• [Task goal]: Filter the data below for the string "structured" and copy each matching line.

• [Records shown]:

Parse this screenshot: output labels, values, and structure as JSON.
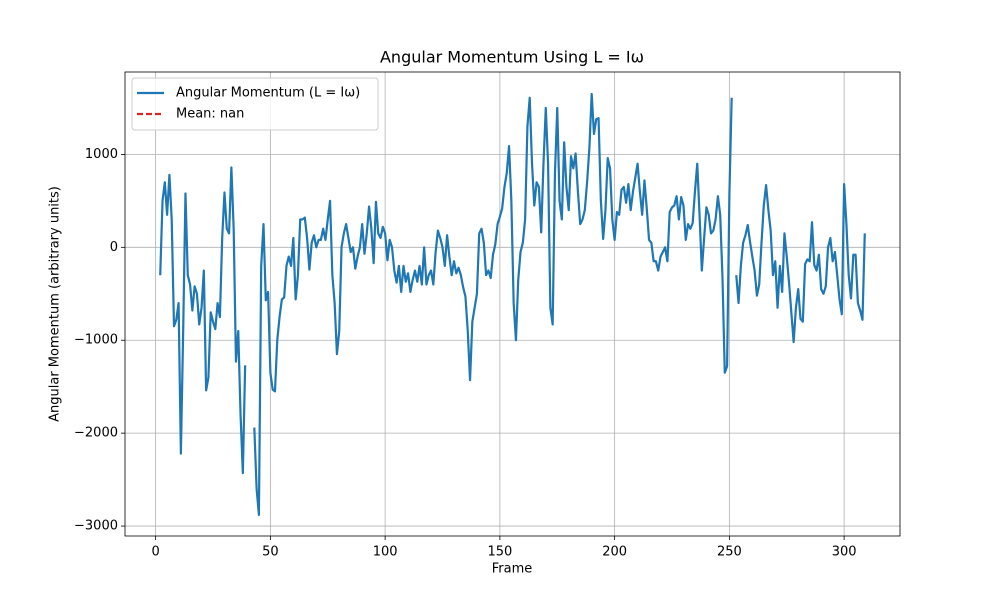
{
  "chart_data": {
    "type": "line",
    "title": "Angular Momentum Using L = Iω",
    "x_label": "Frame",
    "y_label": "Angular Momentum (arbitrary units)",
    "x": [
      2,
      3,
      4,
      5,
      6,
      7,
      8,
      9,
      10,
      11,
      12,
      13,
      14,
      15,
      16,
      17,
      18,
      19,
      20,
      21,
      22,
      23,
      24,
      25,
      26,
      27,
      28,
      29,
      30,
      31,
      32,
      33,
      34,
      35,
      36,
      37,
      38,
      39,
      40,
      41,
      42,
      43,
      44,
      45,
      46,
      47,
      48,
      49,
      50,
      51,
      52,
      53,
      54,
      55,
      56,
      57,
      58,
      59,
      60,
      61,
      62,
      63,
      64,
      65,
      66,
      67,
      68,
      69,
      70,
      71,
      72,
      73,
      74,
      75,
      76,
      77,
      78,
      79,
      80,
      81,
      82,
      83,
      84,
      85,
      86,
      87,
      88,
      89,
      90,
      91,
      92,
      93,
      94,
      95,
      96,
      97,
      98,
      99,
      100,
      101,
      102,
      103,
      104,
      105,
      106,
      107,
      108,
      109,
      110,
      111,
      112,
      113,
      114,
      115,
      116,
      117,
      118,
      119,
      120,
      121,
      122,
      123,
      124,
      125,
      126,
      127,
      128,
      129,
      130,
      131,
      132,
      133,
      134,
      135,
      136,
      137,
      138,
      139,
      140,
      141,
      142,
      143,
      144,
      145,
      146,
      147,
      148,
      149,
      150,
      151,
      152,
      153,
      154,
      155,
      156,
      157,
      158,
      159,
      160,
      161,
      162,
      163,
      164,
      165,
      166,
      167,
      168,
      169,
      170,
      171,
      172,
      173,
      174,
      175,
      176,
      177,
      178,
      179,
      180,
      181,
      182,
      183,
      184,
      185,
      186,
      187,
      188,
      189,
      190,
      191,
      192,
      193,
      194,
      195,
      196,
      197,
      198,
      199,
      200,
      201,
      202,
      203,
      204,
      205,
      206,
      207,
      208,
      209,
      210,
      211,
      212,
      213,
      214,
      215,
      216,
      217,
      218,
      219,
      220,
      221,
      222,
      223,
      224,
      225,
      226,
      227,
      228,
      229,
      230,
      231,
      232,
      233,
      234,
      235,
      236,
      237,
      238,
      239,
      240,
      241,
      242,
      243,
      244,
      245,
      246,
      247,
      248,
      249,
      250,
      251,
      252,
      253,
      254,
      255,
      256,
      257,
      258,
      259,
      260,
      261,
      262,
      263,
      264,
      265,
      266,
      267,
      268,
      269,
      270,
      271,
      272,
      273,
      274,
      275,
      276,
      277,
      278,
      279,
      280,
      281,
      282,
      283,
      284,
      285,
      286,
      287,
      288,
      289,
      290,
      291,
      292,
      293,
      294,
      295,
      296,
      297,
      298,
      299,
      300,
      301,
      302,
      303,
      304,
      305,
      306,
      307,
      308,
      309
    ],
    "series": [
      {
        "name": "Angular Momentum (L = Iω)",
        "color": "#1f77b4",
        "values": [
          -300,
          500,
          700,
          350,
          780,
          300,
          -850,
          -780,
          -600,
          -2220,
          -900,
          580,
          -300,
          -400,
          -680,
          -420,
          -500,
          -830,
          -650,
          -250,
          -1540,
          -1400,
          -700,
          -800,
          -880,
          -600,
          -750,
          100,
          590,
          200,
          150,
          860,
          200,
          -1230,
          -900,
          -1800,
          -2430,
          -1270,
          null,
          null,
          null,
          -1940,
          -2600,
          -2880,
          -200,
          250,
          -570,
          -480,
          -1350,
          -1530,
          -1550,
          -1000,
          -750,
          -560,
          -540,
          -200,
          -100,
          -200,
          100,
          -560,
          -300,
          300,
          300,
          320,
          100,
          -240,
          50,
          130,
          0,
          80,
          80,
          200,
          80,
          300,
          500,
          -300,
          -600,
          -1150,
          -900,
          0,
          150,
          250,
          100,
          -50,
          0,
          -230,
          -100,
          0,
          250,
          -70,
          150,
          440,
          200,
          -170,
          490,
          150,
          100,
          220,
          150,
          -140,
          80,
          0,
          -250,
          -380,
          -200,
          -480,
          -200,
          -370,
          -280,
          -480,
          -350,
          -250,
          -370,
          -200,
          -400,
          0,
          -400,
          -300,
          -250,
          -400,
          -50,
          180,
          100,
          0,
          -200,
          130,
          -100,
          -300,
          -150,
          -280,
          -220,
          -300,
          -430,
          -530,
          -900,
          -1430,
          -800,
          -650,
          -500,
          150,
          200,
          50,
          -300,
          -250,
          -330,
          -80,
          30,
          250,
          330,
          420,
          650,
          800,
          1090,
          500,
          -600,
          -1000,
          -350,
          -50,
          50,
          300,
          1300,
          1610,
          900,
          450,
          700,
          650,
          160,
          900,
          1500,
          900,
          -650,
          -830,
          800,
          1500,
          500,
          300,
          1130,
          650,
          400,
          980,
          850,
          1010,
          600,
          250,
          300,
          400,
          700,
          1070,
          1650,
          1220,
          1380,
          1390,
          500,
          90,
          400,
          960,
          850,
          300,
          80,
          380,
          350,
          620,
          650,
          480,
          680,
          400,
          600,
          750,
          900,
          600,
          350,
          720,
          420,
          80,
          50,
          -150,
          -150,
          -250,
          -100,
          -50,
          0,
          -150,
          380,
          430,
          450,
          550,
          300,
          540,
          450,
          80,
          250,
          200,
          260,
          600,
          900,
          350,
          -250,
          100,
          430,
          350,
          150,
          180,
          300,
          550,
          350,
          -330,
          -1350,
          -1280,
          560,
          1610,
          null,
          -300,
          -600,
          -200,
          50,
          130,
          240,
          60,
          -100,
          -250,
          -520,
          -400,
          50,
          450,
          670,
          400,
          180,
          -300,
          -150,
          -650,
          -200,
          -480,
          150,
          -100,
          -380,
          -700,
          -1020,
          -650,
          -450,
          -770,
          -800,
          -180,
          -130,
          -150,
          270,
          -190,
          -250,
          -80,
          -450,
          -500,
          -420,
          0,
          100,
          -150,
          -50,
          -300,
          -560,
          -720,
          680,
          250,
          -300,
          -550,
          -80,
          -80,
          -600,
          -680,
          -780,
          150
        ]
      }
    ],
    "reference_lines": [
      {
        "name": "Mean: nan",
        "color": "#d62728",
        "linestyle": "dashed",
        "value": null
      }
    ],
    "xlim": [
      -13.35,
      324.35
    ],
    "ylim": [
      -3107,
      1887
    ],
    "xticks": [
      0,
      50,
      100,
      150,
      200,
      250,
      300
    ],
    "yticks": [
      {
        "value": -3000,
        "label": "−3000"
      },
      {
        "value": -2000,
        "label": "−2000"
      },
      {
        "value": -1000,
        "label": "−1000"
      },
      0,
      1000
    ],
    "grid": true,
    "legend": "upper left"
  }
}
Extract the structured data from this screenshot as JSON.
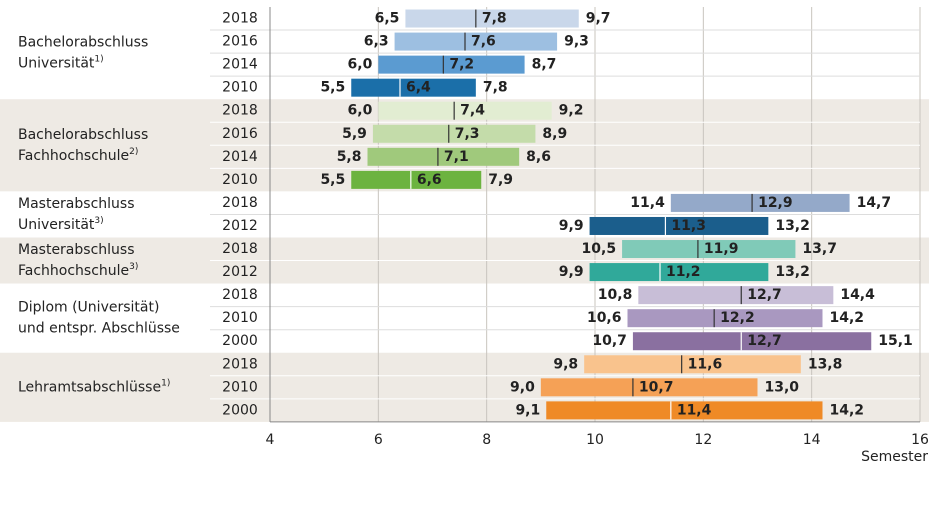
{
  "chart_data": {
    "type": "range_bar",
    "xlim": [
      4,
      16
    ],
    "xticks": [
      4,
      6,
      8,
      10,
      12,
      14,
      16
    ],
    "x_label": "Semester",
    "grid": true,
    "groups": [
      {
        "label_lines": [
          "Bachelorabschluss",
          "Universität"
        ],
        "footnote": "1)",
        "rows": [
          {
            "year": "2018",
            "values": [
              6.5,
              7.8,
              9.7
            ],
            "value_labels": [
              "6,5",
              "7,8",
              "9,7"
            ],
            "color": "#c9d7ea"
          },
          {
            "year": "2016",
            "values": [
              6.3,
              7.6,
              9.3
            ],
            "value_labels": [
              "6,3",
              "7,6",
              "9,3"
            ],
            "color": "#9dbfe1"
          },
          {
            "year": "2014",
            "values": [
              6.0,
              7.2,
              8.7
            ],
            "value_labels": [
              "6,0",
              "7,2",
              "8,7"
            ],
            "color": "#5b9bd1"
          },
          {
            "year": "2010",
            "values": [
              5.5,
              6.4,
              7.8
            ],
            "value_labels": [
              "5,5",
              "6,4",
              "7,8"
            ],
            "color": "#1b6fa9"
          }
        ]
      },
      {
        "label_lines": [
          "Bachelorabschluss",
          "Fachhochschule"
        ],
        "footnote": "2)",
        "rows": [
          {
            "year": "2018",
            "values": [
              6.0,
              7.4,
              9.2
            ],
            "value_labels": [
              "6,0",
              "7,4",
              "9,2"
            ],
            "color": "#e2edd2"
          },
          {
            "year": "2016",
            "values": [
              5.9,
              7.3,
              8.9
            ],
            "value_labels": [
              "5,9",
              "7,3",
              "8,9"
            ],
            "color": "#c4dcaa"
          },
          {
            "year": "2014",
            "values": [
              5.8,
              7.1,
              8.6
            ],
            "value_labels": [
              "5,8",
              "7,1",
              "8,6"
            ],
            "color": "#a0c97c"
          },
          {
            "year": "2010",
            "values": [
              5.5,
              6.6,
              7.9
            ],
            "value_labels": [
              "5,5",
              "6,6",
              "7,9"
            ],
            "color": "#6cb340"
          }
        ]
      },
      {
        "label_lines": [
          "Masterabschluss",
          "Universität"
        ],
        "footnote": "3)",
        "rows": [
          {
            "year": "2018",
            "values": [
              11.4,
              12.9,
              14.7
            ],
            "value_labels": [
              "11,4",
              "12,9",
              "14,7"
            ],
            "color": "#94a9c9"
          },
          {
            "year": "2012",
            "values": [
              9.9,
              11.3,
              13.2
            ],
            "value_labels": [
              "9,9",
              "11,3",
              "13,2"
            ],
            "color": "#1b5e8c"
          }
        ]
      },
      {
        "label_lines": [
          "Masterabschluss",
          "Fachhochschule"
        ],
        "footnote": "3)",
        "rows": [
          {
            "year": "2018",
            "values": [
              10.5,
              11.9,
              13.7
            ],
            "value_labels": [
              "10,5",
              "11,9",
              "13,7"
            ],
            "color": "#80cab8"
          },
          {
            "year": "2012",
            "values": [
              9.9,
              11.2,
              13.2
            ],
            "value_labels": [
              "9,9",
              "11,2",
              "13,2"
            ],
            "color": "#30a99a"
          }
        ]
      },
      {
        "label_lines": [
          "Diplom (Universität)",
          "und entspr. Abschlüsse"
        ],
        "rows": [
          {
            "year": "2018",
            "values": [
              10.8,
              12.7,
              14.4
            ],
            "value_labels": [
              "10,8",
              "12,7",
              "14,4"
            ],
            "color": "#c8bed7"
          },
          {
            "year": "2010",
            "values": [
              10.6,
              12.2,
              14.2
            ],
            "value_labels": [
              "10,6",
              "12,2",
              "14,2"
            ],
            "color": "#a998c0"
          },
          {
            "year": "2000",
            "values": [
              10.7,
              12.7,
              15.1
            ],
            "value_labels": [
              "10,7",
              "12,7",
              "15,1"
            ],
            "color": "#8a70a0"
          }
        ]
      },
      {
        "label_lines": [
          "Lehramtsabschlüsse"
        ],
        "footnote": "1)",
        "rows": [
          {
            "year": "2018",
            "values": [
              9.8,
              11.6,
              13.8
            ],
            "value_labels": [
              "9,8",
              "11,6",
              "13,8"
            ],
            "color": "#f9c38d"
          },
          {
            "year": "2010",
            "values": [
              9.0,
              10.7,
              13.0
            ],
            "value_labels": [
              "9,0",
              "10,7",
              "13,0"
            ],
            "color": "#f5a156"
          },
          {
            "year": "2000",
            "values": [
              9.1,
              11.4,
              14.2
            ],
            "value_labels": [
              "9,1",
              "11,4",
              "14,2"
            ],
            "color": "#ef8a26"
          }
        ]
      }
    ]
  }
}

==

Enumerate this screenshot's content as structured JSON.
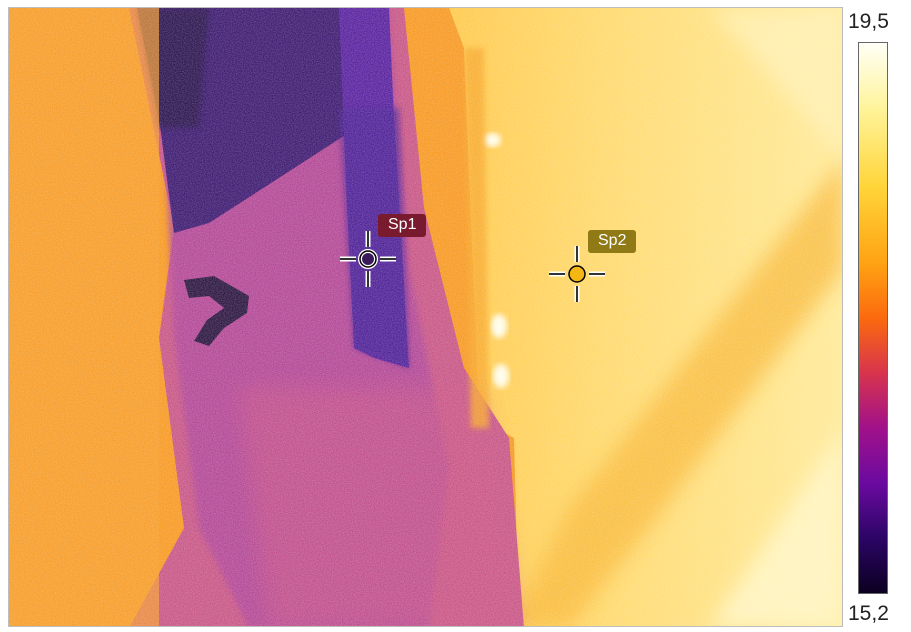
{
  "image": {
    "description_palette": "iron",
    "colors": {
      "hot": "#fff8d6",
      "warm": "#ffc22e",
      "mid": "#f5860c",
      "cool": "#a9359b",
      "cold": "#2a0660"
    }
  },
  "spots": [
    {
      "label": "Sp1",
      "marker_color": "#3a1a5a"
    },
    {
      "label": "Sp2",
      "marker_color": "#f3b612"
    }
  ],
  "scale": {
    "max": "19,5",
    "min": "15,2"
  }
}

• [Response to this task]:
Extract the structured data from this screenshot as JSON.
Enumerate this screenshot's content as structured JSON.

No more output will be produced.